Brief — Repeat the entries below exactly as they appear, with no pictures.

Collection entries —
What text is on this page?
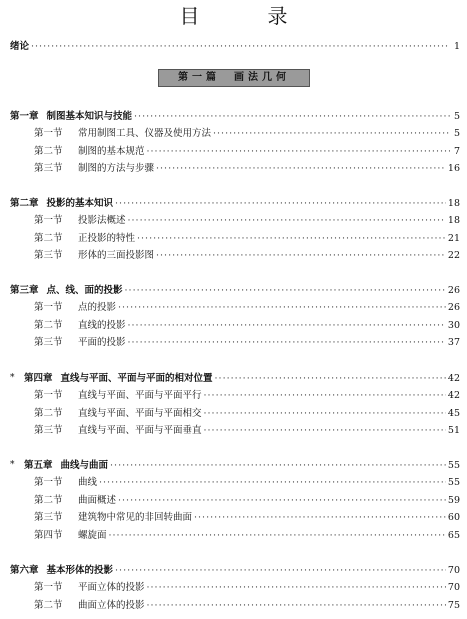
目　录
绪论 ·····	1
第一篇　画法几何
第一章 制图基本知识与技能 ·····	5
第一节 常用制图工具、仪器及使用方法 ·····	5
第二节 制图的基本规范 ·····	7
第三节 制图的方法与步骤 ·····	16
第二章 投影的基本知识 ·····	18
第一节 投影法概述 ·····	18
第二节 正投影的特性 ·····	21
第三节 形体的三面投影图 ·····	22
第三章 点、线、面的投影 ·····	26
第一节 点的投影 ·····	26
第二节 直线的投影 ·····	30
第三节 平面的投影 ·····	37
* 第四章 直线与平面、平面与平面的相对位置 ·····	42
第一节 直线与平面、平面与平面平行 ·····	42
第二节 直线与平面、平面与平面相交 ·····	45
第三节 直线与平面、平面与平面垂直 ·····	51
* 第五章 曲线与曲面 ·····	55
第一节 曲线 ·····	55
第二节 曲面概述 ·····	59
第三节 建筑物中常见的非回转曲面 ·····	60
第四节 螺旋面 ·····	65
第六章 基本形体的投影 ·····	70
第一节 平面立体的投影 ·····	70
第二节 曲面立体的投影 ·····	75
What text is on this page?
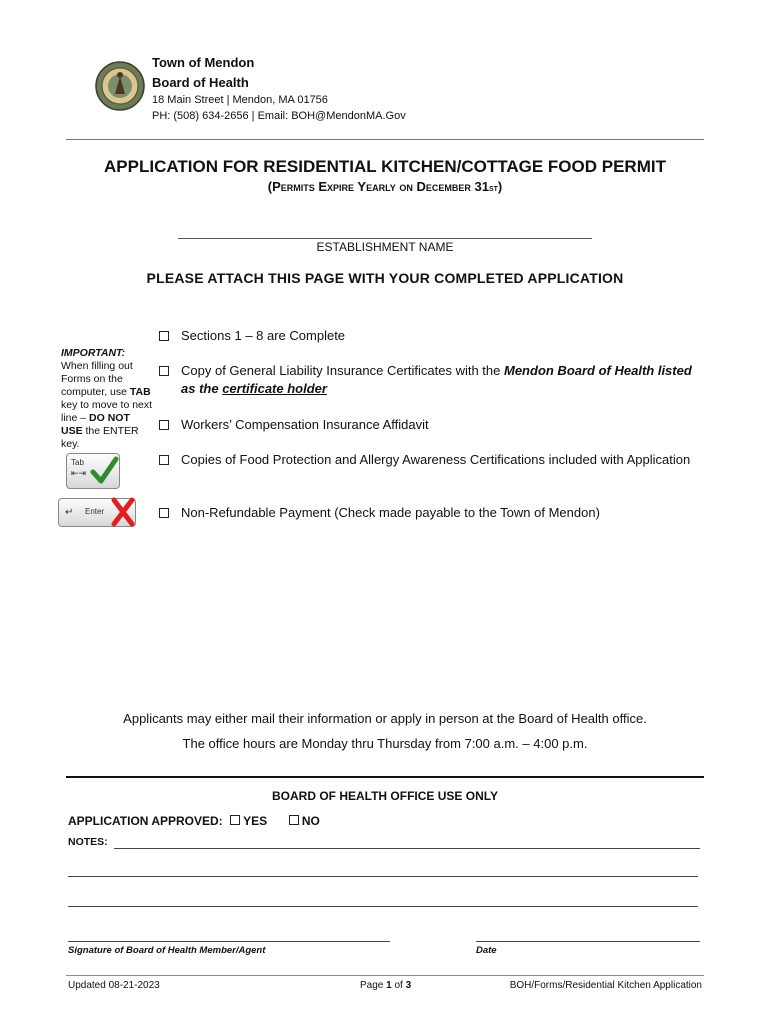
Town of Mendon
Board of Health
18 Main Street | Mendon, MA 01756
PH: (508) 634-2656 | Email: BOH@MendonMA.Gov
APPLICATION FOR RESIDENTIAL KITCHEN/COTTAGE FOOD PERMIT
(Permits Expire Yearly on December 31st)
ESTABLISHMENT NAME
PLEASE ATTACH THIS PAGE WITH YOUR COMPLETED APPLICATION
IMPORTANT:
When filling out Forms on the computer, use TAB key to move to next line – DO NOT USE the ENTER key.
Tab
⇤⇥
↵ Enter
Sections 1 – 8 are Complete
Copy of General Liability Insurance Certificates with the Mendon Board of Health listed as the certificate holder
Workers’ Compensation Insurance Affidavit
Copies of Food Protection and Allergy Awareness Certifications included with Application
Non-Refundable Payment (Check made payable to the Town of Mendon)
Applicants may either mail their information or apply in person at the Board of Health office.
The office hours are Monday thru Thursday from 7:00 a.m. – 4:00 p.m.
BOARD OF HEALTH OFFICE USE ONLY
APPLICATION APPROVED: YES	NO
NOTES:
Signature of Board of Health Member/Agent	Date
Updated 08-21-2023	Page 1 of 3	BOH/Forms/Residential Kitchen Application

Written response —
What text is on this page?
目　录
绪论 ·····	1
第一篇　画法几何
第一章 制图基本知识与技能 ·····	5
第一节 常用制图工具、仪器及使用方法 ·····	5
第二节 制图的基本规范 ·····	7
第三节 制图的方法与步骤 ·····	16
第二章 投影的基本知识 ·····	18
第一节 投影法概述 ·····	18
第二节 正投影的特性 ·····	21
第三节 形体的三面投影图 ·····	22
第三章 点、线、面的投影 ·····	26
第一节 点的投影 ·····	26
第二节 直线的投影 ·····	30
第三节 平面的投影 ·····	37
* 第四章 直线与平面、平面与平面的相对位置 ·····	42
第一节 直线与平面、平面与平面平行 ·····	42
第二节 直线与平面、平面与平面相交 ·····	45
第三节 直线与平面、平面与平面垂直 ·····	51
* 第五章 曲线与曲面 ·····	55
第一节 曲线 ·····	55
第二节 曲面概述 ·····	59
第三节 建筑物中常见的非回转曲面 ·····	60
第四节 螺旋面 ·····	65
第六章 基本形体的投影 ·····	70
第一节 平面立体的投影 ·····	70
第二节 曲面立体的投影 ·····	75
What text is on this page?
Town of Mendon
Board of Health
18 Main Street | Mendon, MA 01756
PH: (508) 634-2656 | Email: BOH@MendonMA.Gov
APPLICATION FOR RESIDENTIAL KITCHEN/COTTAGE FOOD PERMIT
(Permits Expire Yearly on December 31st)
ESTABLISHMENT NAME
PLEASE ATTACH THIS PAGE WITH YOUR COMPLETED APPLICATION
IMPORTANT:
When filling out Forms on the computer, use TAB key to move to next line – DO NOT USE the ENTER key.
Tab
⇤⇥
↵ Enter
Sections 1 – 8 are Complete
Copy of General Liability Insurance Certificates with the Mendon Board of Health listed as the certificate holder
Workers’ Compensation Insurance Affidavit
Copies of Food Protection and Allergy Awareness Certifications included with Application
Non-Refundable Payment (Check made payable to the Town of Mendon)
Applicants may either mail their information or apply in person at the Board of Health office.
The office hours are Monday thru Thursday from 7:00 a.m. – 4:00 p.m.
BOARD OF HEALTH OFFICE USE ONLY
APPLICATION APPROVED: YES	NO
NOTES:
Signature of Board of Health Member/Agent	Date
Updated 08-21-2023	Page 1 of 3	BOH/Forms/Residential Kitchen Application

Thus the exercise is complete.